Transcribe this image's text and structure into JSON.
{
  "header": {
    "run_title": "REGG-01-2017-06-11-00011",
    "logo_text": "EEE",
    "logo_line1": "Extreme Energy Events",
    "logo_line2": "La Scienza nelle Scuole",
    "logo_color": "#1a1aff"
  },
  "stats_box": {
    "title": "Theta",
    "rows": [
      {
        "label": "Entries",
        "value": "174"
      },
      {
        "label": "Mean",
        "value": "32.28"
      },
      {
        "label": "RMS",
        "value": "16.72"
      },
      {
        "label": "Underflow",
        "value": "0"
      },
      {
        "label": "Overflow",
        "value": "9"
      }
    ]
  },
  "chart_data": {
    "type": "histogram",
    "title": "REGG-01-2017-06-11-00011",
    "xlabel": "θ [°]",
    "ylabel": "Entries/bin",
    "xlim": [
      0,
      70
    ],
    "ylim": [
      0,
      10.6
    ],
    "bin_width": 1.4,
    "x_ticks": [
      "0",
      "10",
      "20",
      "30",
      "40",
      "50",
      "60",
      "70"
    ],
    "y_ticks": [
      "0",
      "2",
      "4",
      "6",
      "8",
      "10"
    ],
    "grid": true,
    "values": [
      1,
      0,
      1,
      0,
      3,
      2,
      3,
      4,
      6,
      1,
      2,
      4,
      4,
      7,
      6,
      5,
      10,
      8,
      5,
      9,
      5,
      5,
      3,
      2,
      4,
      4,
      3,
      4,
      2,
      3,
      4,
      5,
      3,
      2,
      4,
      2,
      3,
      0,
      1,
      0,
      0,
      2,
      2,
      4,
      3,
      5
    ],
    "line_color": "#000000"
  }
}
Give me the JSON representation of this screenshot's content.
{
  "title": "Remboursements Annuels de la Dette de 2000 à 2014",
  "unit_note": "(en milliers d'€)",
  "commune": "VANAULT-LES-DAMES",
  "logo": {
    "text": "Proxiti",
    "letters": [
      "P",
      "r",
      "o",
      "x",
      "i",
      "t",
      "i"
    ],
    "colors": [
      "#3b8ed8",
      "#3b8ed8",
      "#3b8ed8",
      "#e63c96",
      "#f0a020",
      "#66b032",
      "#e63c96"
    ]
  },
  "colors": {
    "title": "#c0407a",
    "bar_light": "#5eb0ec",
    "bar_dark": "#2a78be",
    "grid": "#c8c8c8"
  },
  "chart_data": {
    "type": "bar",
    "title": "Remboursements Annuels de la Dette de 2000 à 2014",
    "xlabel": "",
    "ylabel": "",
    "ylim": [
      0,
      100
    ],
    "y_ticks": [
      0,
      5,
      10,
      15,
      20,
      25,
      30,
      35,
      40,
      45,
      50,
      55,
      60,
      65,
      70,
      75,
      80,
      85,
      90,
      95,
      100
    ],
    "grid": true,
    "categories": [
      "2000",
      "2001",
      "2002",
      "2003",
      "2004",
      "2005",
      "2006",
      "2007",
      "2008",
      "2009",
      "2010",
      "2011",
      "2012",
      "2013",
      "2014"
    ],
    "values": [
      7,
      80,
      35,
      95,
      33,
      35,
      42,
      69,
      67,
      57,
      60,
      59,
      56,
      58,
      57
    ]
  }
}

· · · · ·

Objective
Recopy the entries above in their entirety, exactly.

Result of this task
Transcribe this image's text and structure into JSON.
{
  "header": {
    "run_title": "REGG-01-2017-06-11-00011",
    "logo_text": "EEE",
    "logo_line1": "Extreme Energy Events",
    "logo_line2": "La Scienza nelle Scuole",
    "logo_color": "#1a1aff"
  },
  "stats_box": {
    "title": "Theta",
    "rows": [
      {
        "label": "Entries",
        "value": "174"
      },
      {
        "label": "Mean",
        "value": "32.28"
      },
      {
        "label": "RMS",
        "value": "16.72"
      },
      {
        "label": "Underflow",
        "value": "0"
      },
      {
        "label": "Overflow",
        "value": "9"
      }
    ]
  },
  "chart_data": {
    "type": "histogram",
    "title": "REGG-01-2017-06-11-00011",
    "xlabel": "θ [°]",
    "ylabel": "Entries/bin",
    "xlim": [
      0,
      70
    ],
    "ylim": [
      0,
      10.6
    ],
    "bin_width": 1.4,
    "x_ticks": [
      "0",
      "10",
      "20",
      "30",
      "40",
      "50",
      "60",
      "70"
    ],
    "y_ticks": [
      "0",
      "2",
      "4",
      "6",
      "8",
      "10"
    ],
    "grid": true,
    "values": [
      1,
      0,
      1,
      0,
      3,
      2,
      3,
      4,
      6,
      1,
      2,
      4,
      4,
      7,
      6,
      5,
      10,
      8,
      5,
      9,
      5,
      5,
      3,
      2,
      4,
      4,
      3,
      4,
      2,
      3,
      4,
      5,
      3,
      2,
      4,
      2,
      3,
      0,
      1,
      0,
      0,
      2,
      2,
      4,
      3,
      5
    ],
    "line_color": "#000000"
  }
}
Give me the JSON representation of this screenshot's content.
{
  "title": "Remboursements Annuels de la Dette de 2000 à 2014",
  "unit_note": "(en milliers d'€)",
  "commune": "VANAULT-LES-DAMES",
  "logo": {
    "text": "Proxiti",
    "letters": [
      "P",
      "r",
      "o",
      "x",
      "i",
      "t",
      "i"
    ],
    "colors": [
      "#3b8ed8",
      "#3b8ed8",
      "#3b8ed8",
      "#e63c96",
      "#f0a020",
      "#66b032",
      "#e63c96"
    ]
  },
  "colors": {
    "title": "#c0407a",
    "bar_light": "#5eb0ec",
    "bar_dark": "#2a78be",
    "grid": "#c8c8c8"
  },
  "chart_data": {
    "type": "bar",
    "title": "Remboursements Annuels de la Dette de 2000 à 2014",
    "xlabel": "",
    "ylabel": "",
    "ylim": [
      0,
      100
    ],
    "y_ticks": [
      0,
      5,
      10,
      15,
      20,
      25,
      30,
      35,
      40,
      45,
      50,
      55,
      60,
      65,
      70,
      75,
      80,
      85,
      90,
      95,
      100
    ],
    "grid": true,
    "categories": [
      "2000",
      "2001",
      "2002",
      "2003",
      "2004",
      "2005",
      "2006",
      "2007",
      "2008",
      "2009",
      "2010",
      "2011",
      "2012",
      "2013",
      "2014"
    ],
    "values": [
      7,
      80,
      35,
      95,
      33,
      35,
      42,
      69,
      67,
      57,
      60,
      59,
      56,
      58,
      57
    ]
  }
}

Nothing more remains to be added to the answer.